* DIRECTION:
Copy each line of the entries beneath that contains the word "Timer".

* DATA SECTION:
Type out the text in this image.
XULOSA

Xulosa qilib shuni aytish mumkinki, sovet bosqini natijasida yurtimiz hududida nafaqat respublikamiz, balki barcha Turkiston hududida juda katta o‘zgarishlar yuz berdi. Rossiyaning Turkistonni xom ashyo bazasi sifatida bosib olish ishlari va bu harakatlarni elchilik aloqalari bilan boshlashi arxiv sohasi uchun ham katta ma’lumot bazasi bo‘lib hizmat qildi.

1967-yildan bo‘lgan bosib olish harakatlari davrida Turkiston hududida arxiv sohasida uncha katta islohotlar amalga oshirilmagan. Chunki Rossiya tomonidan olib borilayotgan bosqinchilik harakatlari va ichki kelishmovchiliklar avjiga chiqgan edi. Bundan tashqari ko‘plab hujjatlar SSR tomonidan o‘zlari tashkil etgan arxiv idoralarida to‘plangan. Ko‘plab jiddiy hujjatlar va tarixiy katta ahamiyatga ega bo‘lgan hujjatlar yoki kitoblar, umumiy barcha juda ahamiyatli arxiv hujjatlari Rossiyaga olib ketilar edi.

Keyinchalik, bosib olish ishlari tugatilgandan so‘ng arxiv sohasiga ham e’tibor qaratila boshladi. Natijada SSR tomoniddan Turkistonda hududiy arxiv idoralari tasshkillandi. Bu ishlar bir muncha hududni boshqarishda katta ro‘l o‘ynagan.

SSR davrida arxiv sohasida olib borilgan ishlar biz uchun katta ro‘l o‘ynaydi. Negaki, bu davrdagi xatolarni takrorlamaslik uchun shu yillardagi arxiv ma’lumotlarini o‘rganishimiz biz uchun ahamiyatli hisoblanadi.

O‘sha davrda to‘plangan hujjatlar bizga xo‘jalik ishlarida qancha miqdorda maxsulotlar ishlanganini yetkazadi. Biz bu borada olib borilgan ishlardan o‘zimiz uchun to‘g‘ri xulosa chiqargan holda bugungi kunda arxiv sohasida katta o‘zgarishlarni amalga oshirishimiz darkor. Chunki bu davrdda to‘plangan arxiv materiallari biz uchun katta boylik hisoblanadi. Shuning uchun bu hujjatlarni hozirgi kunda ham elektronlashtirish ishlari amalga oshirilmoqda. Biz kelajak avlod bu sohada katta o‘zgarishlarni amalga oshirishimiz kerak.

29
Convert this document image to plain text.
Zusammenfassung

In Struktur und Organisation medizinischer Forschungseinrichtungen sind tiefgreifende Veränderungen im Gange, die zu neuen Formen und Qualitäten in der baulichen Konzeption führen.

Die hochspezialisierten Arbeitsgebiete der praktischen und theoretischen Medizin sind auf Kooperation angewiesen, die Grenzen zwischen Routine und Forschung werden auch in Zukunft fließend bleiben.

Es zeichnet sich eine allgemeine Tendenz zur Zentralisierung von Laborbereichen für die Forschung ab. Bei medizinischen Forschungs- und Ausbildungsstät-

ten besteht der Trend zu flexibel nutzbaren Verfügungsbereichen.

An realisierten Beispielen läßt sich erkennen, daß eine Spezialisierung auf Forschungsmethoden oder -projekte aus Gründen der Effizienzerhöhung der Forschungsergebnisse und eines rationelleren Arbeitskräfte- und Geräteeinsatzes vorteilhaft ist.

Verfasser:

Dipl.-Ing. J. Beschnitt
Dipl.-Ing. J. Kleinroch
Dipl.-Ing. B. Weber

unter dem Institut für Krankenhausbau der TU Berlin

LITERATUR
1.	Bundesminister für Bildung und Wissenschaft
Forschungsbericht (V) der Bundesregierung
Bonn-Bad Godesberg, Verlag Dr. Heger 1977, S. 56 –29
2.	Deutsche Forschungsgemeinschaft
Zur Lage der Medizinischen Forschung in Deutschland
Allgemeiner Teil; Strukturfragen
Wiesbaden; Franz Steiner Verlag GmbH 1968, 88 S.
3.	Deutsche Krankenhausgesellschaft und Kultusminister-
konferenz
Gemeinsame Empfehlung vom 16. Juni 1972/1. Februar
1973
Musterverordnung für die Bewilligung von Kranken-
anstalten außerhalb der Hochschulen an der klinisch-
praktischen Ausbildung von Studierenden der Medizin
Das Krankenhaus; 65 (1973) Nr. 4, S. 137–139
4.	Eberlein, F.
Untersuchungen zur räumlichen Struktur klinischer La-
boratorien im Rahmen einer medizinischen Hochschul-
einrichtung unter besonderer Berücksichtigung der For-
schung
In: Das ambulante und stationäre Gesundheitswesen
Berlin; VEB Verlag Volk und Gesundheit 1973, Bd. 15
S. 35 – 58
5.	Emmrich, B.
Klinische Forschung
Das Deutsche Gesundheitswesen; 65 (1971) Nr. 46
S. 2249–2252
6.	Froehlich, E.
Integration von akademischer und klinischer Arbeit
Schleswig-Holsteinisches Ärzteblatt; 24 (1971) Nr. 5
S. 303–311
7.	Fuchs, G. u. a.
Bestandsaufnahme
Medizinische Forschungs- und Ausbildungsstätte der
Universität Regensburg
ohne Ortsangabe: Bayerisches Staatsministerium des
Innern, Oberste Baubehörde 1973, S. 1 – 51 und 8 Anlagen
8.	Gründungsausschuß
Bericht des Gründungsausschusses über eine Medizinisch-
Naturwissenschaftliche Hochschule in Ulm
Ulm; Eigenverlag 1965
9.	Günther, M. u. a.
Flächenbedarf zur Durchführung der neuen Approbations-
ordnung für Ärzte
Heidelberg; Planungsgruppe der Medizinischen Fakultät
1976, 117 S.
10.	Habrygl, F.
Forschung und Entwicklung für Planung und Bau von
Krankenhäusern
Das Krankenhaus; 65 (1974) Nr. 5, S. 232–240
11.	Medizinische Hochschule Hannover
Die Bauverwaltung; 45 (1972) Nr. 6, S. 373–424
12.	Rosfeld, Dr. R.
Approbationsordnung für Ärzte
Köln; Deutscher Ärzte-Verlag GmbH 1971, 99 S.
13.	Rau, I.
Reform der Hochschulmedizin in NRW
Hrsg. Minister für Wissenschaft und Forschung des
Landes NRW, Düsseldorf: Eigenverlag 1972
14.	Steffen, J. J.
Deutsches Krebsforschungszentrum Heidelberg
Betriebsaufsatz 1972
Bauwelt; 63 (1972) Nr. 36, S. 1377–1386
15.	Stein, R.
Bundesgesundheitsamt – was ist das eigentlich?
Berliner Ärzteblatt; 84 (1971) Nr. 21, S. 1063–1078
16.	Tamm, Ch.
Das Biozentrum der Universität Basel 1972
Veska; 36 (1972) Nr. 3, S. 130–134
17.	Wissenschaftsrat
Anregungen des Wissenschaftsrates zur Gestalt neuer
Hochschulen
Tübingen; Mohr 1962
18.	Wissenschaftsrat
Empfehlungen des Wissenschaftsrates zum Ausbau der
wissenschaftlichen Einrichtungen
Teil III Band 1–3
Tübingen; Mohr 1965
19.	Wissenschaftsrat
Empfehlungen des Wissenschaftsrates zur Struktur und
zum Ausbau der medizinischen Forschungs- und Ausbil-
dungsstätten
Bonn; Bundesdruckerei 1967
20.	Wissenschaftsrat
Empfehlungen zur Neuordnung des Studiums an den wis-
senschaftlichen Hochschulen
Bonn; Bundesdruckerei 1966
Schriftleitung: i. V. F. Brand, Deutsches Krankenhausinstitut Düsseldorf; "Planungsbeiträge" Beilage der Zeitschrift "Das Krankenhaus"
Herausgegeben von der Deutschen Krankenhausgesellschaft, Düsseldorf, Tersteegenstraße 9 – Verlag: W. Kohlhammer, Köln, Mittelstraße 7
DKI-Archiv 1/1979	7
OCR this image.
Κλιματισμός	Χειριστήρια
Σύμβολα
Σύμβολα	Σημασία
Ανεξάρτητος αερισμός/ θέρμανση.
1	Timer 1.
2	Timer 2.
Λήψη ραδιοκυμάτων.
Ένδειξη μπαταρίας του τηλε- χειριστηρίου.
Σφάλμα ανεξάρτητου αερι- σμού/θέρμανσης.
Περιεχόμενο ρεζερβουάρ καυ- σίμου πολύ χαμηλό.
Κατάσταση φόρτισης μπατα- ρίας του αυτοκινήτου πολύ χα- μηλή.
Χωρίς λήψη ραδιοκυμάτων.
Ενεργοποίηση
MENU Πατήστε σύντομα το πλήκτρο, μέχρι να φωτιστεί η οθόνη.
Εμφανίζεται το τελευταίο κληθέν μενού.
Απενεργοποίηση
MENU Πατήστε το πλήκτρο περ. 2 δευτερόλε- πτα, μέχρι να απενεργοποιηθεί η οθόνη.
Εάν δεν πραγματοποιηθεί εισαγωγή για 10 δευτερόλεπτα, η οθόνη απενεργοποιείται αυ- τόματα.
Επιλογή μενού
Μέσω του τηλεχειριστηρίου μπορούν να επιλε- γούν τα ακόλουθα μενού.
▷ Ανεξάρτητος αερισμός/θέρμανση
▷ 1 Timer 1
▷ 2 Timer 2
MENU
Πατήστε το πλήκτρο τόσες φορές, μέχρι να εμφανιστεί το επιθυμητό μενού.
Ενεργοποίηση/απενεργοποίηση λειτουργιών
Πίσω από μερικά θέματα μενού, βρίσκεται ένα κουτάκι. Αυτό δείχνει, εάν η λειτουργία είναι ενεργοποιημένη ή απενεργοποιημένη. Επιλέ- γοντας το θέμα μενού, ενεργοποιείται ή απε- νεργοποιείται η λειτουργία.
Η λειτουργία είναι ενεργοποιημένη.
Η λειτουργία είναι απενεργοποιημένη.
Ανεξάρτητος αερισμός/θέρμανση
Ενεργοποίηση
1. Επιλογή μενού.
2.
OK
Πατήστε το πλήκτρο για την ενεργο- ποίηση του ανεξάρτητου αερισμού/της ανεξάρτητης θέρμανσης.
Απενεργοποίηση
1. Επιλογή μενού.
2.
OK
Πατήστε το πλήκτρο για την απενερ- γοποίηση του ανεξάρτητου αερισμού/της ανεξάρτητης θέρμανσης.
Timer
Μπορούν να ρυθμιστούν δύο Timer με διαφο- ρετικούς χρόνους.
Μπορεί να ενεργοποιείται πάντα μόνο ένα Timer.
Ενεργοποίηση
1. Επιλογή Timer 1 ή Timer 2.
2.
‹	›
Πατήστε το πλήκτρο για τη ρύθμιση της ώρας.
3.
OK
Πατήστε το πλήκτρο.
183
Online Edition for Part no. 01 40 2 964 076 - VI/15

* SOLUTION TO THIS TASK:
1	Timer 1.
2	Timer 2.
▷ 1 Timer 1
▷ 2 Timer 2
Timer
Μπορούν να ρυθμιστούν δύο Timer με διαφο- ρετικούς χρόνους.
Μπορεί να ενεργοποιείται πάντα μόνο ένα Timer.
1. Επιλογή Timer 1 ή Timer 2.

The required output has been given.